(Entries with figure data)
-------

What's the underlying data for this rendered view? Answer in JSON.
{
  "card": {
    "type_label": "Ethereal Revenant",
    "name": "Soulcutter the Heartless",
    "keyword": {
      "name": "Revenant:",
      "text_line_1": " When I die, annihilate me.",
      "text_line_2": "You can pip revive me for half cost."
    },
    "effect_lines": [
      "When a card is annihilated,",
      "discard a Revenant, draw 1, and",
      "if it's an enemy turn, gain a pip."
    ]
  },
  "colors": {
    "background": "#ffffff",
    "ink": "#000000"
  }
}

-------

§ GIVEN EXERCISE
Every line of the records that includes the word "Revenant" should be gathered.

§ ANSWER TO THE EXERCISE
    "type_label": "Ethereal Revenant",
      "name": "Revenant:",
      "discard a Revenant, draw 1, and",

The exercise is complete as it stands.